→ Stated goal
Copy each line of the material below that includes the string "Artikel".

>> Begin

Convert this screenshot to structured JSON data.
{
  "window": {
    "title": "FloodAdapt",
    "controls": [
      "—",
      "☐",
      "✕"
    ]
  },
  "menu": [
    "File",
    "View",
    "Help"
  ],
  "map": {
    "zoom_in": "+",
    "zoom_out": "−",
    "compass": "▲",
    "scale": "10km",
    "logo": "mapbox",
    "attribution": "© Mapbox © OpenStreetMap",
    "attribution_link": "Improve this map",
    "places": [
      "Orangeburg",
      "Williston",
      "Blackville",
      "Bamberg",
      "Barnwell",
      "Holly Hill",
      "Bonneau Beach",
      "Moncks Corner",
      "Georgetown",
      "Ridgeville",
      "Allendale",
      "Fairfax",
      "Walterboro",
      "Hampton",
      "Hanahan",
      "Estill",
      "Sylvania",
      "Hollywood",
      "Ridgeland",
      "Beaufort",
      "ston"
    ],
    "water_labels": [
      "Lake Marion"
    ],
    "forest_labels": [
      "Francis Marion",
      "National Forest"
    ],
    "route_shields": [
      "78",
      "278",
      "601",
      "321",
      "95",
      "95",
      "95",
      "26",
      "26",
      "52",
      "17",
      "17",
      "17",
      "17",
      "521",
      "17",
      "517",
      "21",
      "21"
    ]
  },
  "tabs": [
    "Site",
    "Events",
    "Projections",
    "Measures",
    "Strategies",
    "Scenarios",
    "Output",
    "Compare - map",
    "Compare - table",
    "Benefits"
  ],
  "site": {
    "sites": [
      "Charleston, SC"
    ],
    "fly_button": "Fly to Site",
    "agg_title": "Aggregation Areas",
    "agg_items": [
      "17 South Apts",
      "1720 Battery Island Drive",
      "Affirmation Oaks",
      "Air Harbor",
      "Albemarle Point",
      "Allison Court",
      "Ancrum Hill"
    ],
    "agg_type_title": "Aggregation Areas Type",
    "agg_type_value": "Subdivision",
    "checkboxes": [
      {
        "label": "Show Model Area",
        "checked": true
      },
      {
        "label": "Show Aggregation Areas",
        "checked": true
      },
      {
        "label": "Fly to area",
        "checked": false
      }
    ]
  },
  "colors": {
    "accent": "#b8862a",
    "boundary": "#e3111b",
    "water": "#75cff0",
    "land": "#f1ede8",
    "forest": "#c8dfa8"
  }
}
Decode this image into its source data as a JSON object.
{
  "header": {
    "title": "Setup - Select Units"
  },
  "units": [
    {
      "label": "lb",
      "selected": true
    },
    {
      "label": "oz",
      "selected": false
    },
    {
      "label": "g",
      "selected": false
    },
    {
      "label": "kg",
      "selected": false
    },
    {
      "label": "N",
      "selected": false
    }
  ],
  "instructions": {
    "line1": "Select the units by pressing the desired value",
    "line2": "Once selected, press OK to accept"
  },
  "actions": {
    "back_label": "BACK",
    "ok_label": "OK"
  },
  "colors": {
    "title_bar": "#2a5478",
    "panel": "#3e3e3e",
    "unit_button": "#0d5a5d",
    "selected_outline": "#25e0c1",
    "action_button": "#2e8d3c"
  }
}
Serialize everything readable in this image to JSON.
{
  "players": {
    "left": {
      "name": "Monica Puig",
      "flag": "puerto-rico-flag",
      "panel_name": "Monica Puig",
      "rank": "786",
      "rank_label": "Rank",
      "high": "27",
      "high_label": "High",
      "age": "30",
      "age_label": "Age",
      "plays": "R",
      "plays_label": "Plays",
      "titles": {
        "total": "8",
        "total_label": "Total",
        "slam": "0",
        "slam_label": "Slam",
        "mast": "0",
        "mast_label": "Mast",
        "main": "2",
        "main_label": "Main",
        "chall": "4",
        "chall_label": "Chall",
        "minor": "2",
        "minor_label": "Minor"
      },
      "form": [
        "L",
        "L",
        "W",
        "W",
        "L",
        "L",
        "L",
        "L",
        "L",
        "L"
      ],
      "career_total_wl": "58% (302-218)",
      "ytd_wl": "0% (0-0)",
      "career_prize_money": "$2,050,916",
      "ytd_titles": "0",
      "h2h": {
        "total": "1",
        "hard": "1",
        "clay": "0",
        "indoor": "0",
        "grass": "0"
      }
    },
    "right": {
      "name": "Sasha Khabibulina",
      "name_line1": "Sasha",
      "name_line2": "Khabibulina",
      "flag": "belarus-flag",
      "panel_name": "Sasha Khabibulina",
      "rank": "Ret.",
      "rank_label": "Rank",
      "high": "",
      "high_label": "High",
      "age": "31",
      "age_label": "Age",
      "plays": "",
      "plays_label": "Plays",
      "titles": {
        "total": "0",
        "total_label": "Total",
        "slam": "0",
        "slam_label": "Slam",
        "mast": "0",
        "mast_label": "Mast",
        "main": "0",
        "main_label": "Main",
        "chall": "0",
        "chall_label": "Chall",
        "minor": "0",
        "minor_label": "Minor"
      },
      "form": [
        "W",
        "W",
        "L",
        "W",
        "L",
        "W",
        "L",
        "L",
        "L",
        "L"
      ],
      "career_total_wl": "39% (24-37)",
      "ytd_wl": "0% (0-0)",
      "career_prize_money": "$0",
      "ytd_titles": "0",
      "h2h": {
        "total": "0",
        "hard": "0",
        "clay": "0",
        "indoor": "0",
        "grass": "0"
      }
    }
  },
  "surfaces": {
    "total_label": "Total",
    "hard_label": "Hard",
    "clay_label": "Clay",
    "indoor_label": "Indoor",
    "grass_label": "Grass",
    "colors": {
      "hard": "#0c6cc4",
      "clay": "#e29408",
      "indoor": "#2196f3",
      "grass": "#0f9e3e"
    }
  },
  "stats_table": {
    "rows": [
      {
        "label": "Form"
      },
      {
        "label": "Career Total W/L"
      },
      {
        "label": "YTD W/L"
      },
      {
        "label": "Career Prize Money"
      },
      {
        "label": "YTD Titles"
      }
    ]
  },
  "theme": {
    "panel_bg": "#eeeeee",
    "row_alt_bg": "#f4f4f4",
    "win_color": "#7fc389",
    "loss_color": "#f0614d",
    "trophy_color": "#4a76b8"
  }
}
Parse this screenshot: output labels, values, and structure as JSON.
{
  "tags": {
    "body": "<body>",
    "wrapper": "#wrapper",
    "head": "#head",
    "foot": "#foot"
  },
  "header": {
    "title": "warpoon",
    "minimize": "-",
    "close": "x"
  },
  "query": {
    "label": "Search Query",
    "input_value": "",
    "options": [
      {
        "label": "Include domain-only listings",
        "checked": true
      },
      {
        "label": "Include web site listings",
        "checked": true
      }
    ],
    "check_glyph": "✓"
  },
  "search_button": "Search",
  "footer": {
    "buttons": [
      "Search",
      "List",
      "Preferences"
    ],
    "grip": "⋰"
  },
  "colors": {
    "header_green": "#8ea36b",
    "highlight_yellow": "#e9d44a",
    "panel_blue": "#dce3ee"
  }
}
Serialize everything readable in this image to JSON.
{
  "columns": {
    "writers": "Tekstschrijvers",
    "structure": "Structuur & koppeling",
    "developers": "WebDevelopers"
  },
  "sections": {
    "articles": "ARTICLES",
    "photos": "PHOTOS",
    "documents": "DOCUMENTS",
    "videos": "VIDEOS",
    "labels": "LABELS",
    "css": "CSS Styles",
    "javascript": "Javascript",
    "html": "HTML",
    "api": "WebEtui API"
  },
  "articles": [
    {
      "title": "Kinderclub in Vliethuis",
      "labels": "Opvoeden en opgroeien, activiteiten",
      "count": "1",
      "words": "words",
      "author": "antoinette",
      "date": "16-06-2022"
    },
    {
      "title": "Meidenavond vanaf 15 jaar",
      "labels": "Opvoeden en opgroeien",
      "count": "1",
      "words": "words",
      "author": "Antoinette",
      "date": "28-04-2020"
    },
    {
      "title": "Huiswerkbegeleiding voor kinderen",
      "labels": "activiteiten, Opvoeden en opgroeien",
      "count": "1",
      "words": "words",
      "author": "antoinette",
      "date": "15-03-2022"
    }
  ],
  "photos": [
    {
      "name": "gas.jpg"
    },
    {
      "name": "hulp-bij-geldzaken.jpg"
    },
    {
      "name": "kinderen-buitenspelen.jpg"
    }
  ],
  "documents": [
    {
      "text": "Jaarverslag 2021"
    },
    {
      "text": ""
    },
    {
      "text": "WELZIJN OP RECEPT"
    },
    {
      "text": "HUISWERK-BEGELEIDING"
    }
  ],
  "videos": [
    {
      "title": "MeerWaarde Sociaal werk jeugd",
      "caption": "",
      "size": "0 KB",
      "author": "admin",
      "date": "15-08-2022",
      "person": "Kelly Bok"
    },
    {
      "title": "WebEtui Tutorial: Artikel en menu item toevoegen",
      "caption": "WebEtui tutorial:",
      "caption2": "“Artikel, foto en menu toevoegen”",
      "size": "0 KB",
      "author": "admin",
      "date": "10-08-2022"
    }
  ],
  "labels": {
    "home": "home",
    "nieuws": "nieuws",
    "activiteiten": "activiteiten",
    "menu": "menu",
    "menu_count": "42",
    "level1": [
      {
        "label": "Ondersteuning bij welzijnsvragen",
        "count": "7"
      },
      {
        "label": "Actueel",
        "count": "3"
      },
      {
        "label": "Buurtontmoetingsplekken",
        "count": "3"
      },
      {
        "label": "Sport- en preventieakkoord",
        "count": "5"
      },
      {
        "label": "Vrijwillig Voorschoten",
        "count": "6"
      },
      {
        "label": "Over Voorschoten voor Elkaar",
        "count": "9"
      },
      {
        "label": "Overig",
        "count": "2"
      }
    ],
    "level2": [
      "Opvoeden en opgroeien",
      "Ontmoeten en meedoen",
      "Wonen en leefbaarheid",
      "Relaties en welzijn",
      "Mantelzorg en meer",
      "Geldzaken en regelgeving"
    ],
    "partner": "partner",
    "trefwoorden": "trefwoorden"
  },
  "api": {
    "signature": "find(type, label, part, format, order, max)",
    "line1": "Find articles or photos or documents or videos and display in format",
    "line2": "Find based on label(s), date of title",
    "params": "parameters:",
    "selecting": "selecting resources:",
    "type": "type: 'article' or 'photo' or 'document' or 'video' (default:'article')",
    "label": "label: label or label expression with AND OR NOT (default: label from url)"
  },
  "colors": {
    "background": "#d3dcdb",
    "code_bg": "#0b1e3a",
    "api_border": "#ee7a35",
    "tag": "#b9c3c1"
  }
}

>> End

→ Task answer
      "title": "WebEtui Tutorial: Artikel en menu item toevoegen",
      "caption2": "“Artikel, foto en menu toevoegen”",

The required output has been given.